READING PASSAGE.
▼
How We Do AI - Two Professionals. One Mindset.
Two AI productivity professionals discuss their local folder-based personal knowledge management system, explaining how it remains tool-agnostic across AI models like Claude, Codex, and Gemini. They address listener questions about agent orchestration, token efficiency, and the ICO framework's distinction between individual versus team-related knowledge. The conversation emphasizes that the underlying organizational principles remain constant regardless of which AI brain is pointed at the folder.
Summary
The episode opens with Tom recovering from a system crash caused by running too many displays and software, which he uses as a teachable moment about having tool-independent systems. He explains that their local folder approach means recovery is straightforward because the knowledge base exists independently of any specific tool or device.
▲
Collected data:
▼
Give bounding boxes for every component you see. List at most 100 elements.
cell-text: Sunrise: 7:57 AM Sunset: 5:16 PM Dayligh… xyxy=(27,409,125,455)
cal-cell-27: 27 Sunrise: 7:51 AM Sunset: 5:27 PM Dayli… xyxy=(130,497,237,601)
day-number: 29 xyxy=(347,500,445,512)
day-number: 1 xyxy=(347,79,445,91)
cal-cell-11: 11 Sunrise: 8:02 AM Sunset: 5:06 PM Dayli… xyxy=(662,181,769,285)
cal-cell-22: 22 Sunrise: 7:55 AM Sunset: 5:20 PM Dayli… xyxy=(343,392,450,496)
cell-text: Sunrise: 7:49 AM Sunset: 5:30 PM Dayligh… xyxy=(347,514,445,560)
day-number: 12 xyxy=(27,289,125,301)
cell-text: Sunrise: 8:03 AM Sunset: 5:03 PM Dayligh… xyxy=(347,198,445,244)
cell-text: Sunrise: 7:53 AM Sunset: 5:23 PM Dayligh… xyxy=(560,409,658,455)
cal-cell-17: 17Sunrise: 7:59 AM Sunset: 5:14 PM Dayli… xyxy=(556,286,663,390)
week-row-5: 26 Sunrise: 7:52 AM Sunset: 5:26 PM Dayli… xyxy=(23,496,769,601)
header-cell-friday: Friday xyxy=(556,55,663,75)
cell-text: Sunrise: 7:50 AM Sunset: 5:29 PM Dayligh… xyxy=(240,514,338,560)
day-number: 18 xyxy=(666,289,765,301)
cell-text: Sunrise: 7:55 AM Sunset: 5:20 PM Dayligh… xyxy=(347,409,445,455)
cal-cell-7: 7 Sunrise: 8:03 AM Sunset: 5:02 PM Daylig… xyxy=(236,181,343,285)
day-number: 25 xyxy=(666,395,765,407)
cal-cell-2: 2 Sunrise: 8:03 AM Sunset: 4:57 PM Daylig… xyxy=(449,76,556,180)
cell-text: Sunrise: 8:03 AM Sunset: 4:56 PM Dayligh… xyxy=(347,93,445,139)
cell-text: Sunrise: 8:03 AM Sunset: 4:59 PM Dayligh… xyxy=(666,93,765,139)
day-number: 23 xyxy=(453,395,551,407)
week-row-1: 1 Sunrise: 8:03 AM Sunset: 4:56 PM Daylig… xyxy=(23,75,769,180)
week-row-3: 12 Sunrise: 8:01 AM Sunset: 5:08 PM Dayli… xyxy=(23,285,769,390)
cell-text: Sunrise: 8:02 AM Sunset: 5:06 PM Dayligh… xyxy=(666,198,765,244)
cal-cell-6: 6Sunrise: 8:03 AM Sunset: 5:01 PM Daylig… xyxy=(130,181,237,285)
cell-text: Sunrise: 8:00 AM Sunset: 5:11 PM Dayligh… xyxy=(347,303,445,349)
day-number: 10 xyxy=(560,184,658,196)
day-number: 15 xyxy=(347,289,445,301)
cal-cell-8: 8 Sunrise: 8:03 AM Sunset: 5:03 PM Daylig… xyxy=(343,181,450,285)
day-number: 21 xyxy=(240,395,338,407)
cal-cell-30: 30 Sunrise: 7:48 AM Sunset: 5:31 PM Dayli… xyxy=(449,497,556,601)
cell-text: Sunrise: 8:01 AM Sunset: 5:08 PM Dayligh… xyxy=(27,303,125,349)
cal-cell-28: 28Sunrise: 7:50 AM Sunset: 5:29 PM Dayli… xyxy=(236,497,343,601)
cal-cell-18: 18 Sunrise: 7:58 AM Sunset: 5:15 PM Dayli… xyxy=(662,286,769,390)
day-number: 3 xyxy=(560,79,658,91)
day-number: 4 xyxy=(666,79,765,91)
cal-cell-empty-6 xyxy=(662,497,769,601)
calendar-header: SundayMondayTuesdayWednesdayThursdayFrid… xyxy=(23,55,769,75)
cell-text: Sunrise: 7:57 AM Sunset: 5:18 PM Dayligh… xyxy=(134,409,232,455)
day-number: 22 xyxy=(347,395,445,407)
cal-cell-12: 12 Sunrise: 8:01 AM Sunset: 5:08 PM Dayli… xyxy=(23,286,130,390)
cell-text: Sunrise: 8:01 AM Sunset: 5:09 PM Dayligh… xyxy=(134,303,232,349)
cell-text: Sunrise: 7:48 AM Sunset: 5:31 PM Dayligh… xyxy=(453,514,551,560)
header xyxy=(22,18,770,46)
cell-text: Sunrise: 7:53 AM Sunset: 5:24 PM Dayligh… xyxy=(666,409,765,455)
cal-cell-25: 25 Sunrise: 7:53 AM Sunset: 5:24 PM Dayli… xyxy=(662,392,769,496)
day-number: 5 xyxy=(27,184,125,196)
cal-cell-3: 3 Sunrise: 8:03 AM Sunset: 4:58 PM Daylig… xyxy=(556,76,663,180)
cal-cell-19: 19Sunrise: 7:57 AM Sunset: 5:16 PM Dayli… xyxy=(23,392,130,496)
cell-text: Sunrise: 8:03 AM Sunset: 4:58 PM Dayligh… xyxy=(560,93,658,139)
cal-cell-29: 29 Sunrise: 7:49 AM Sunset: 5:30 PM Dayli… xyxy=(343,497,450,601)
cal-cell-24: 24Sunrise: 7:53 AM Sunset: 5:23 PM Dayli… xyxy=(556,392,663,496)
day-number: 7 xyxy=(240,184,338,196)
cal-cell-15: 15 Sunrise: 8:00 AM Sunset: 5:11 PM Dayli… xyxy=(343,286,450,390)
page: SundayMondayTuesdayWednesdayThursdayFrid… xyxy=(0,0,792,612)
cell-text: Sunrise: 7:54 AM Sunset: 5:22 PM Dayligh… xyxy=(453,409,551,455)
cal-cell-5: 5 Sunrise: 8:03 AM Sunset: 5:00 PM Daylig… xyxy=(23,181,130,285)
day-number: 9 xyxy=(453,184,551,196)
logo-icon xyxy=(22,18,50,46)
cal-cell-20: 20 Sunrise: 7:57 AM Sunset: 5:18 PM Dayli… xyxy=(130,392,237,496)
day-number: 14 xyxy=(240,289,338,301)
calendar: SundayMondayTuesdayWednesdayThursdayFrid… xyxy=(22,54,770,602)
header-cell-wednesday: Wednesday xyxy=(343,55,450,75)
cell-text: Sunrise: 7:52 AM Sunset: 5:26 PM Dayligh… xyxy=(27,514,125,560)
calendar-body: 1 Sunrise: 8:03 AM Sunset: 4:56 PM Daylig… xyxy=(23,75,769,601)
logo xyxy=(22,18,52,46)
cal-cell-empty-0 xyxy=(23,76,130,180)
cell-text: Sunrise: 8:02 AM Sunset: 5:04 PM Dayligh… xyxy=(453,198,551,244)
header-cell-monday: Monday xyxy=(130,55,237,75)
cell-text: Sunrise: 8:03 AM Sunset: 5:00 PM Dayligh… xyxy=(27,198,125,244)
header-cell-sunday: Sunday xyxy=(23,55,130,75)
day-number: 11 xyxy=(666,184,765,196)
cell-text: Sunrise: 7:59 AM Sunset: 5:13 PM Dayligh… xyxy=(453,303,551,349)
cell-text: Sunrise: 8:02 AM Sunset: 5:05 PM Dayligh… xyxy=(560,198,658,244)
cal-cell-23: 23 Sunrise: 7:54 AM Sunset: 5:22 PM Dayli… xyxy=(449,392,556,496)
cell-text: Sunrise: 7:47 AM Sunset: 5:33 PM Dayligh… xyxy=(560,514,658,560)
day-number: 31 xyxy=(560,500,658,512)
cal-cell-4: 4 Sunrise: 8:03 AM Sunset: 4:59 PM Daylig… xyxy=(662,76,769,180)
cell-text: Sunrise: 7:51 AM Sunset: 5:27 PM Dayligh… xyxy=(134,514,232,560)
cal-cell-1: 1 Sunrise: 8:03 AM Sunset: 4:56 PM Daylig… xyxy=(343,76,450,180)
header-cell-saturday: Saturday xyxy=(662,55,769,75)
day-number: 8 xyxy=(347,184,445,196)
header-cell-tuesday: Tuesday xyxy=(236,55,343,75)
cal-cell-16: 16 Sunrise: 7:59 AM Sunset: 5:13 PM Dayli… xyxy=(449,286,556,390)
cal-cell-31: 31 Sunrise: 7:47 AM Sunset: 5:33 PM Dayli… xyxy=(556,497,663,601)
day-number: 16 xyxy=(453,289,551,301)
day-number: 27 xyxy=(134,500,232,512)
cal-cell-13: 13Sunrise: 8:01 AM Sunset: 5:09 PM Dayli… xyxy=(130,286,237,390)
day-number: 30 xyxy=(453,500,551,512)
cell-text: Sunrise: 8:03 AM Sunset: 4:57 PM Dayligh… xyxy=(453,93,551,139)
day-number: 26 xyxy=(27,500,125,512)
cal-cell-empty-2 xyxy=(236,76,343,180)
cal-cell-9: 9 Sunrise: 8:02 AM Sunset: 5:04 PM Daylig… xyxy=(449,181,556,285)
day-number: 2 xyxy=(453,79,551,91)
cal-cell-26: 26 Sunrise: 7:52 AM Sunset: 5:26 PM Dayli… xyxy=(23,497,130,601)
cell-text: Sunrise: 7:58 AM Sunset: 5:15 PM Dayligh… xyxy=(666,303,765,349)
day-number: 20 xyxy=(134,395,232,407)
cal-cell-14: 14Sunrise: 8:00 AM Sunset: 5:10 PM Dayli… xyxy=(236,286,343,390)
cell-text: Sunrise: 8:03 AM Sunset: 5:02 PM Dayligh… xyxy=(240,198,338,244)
▲
EXERCISE INSTRUCTIONS.
**1)** According to the podcast description, what caused Tom's system crash?
**2)** Reproduce the part of the podcast description starting with "How We Do AI" and going on through "at the folder.".

EXPECTED OUTPUTS.
**1)** Running too many displays and software.

**2)**
How We Do AI - Two Professionals. One Mindset.
Two AI productivity professionals discuss their local folder-based personal knowledge management system, explaining how it remains tool-agnostic across AI models like Claude, Codex, and Gemini. They address listener questions about agent orchestration, token efficiency, and the ICO framework's distinction between individual versus team-related knowledge. The conversation emphasizes that the underlying organizational principles remain constant regardless of which AI brain is pointed at the folder.